EXTRACTED DATA:
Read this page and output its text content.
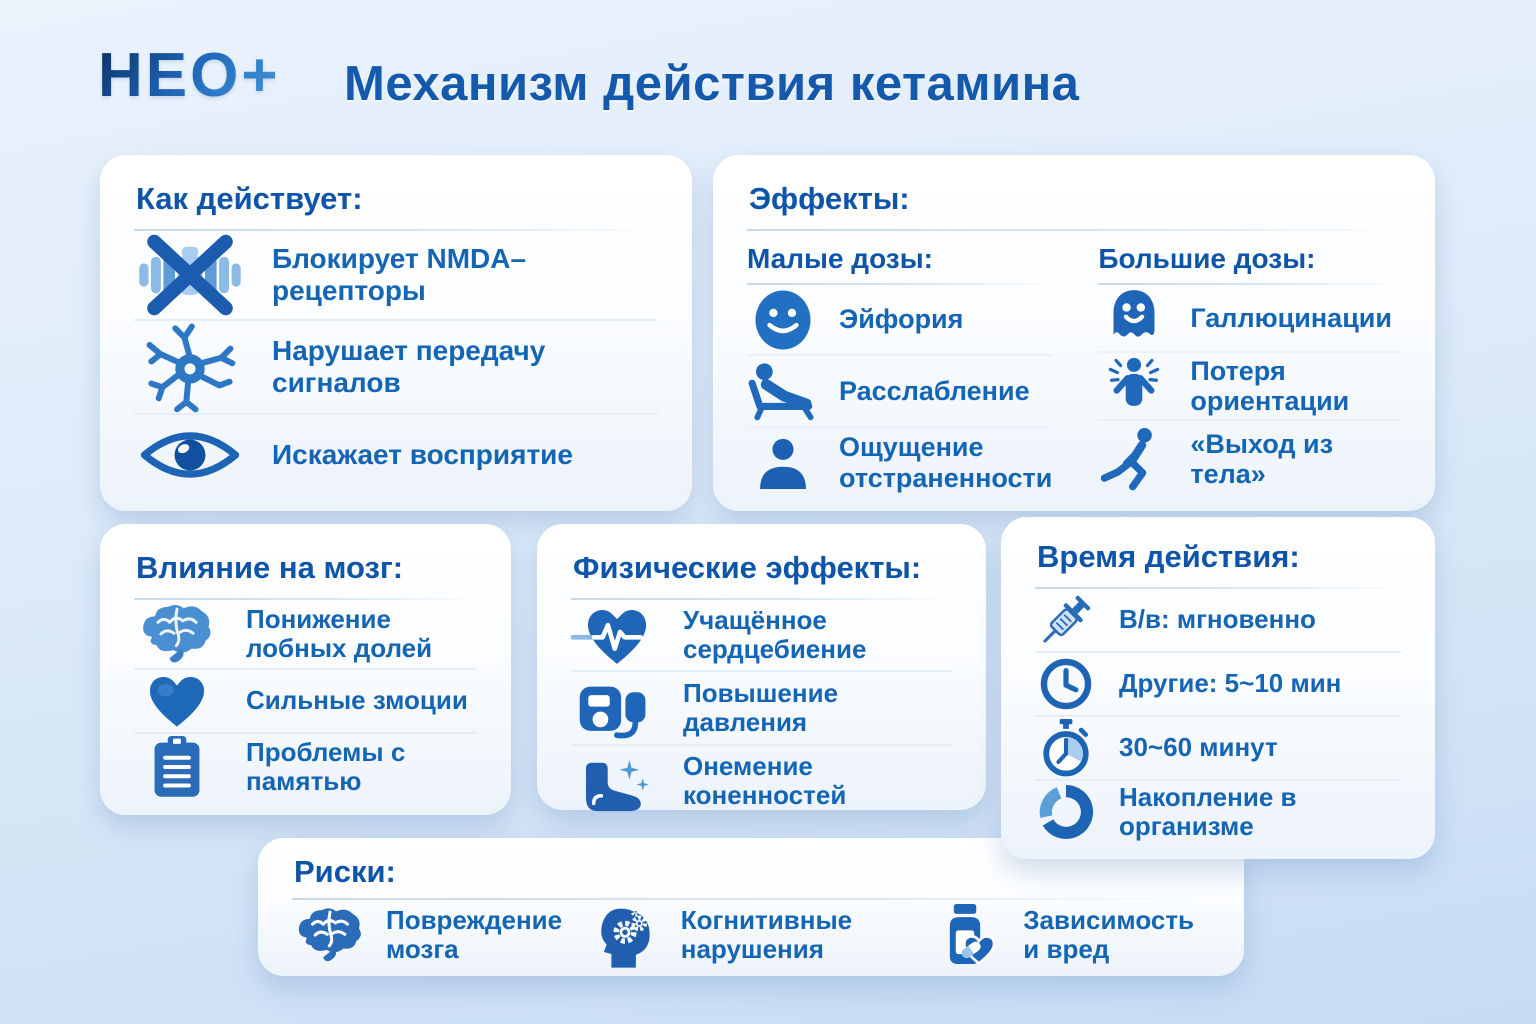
НЕО+ Механизм действия кетамина
Как действует:
Блокирует NMDA–рецепторы
Нарушает передачу сигналов
Искажает восприятие
Эффекты:
Малые дозы:
Эйфория
Расслабление
Ощущение отстраненности
Большие дозы:
Галлюцинации
Потеря ориентации
«Выход из тела»
Влияние на мозг:
Понижение лобных долей
Сильные змоции
Проблемы с памятью
Физические эффекты:
Учащённое сердцебиение
Повышение давления
Онемение коненностей
Время действия:
В/в: мгновенно
Другие: 5~10 мин
30~60 минут
Накопление в организме
Риски:
Повреждение мозга
Когнитивные нарушения
Зависимость и вред
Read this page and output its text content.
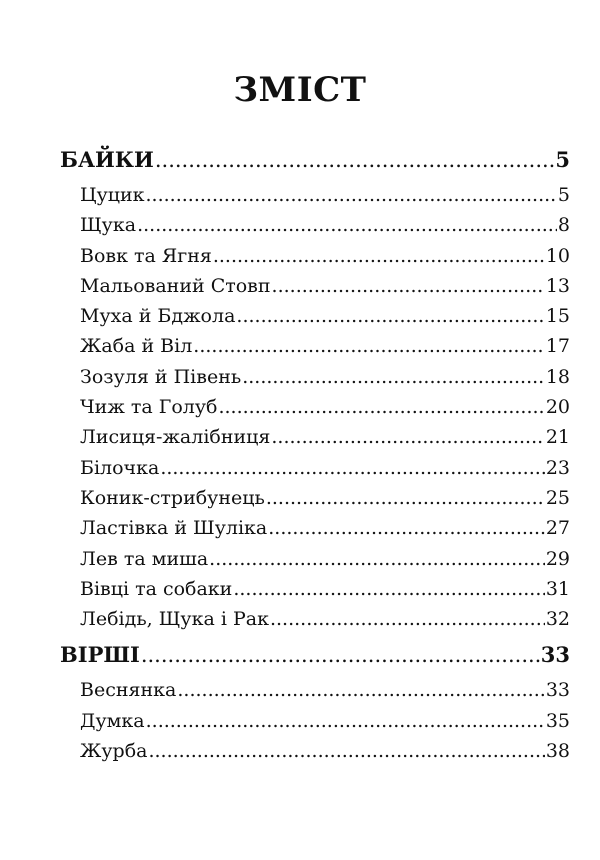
ЗМІСТ
БАЙКИ .....	5
Цуцик .....	5
Щука .....	8
Вовк та Ягня .....	10
Мальований Стовп .....	13
Муха й Бджола .....	15
Жаба й Віл .....	17
Зозуля й Півень .....	18
Чиж та Голуб .....	20
Лисиця-жалібниця .....	21
Білочка .....	23
Коник-стрибунець .....	25
Ластівка й Шуліка .....	27
Лев та миша .....	29
Вівці та собаки .....	31
Лебідь, Щука і Рак .....	32
ВІРШІ .....	33
Веснянка .....	33
Думка .....	35
Журба .....	38
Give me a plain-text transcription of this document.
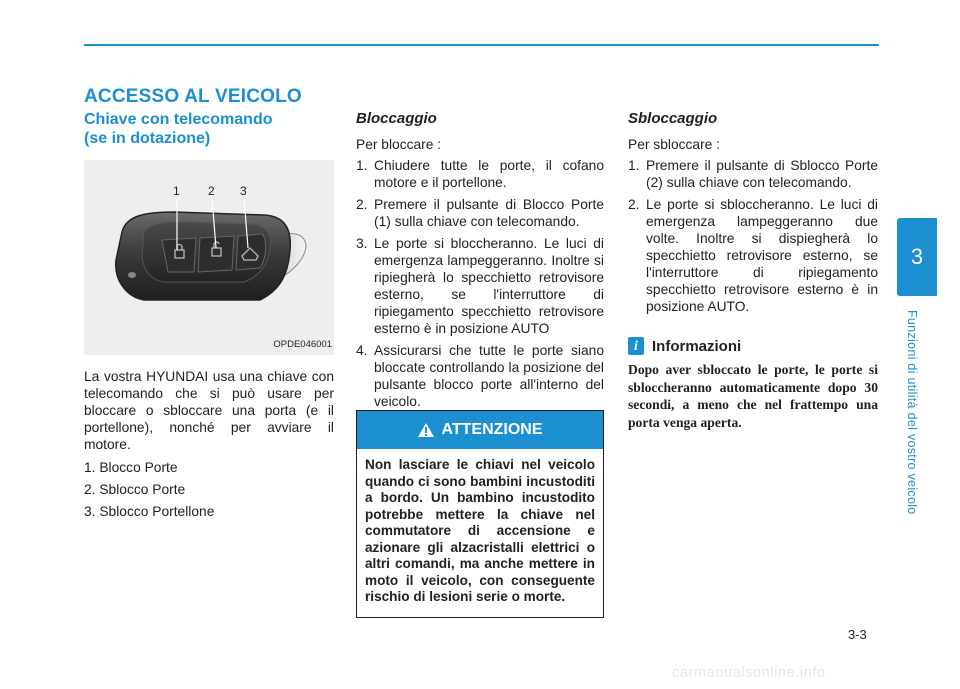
ACCESSO AL VEICOLO
3
Funzioni di utilità del vostro veicolo
Chiave con telecomando
(se in dotazione)
1 2 3
OPDE046001

La vostra HYUNDAI usa una chiave con telecomando che si può usare per bloccare o sbloccare una porta (e il portellone), nonché per avviare il motore.

1. Blocco Porte
2. Sblocco Porte
3. Sblocco Portellone
Bloccaggio

Per bloccare :

1. Chiudere tutte le porte, il cofano motore e il portellone.
2. Premere il pulsante di Blocco Porte (1) sulla chiave con telecomando.
3. Le porte si bloccheranno. Le luci di emergenza lampeggeranno. Inoltre si ripiegherà lo specchietto retrovisore esterno, se l'interruttore di ripiegamento specchietto retrovisore esterno è in posizione AUTO
4. Assicurarsi che tutte le porte siano bloccate controllando la posizione del pulsante blocco porte all'interno del veicolo.
ATTENZIONE
Non lasciare le chiavi nel veicolo quando ci sono bambini incustoditi a bordo. Un bambino incustodito potrebbe mettere la chiave nel commutatore di accensione e azionare gli alzacristalli elettrici o altri comandi, ma anche mettere in moto il veicolo, con conseguente rischio di lesioni serie o morte.
Sbloccaggio

Per sbloccare :

1. Premere il pulsante di Sblocco Porte (2) sulla chiave con telecomando.
2. Le porte si sbloccheranno. Le luci di emergenza lampeggeranno due volte. Inoltre si dispiegherà lo specchietto retrovisore esterno, se l'interruttore di ripiegamento specchietto retrovisore esterno è in posizione AUTO.
i Informazioni

Dopo aver sbloccato le porte, le porte si sbloccheranno automaticamente dopo 30 secondi, a meno che nel frattempo una porta venga aperta.

3-3
carmanualsonline.info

TASK OBJECTIVE: Copy each line of the preceding data that contains the string "emergenza".

RESULT OF THE TASK:
3. Le porte si bloccheranno. Le luci di emergenza lampeggeranno. Inoltre si ripiegherà lo specchietto retrovisore esterno, se l'interruttore di ripiegamento specchietto retrovisore esterno è in posizione AUTO
2. Le porte si sbloccheranno. Le luci di emergenza lampeggeranno due volte. Inoltre si dispiegherà lo specchietto retrovisore esterno, se l'interruttore di ripiegamento specchietto retrovisore esterno è in posizione AUTO.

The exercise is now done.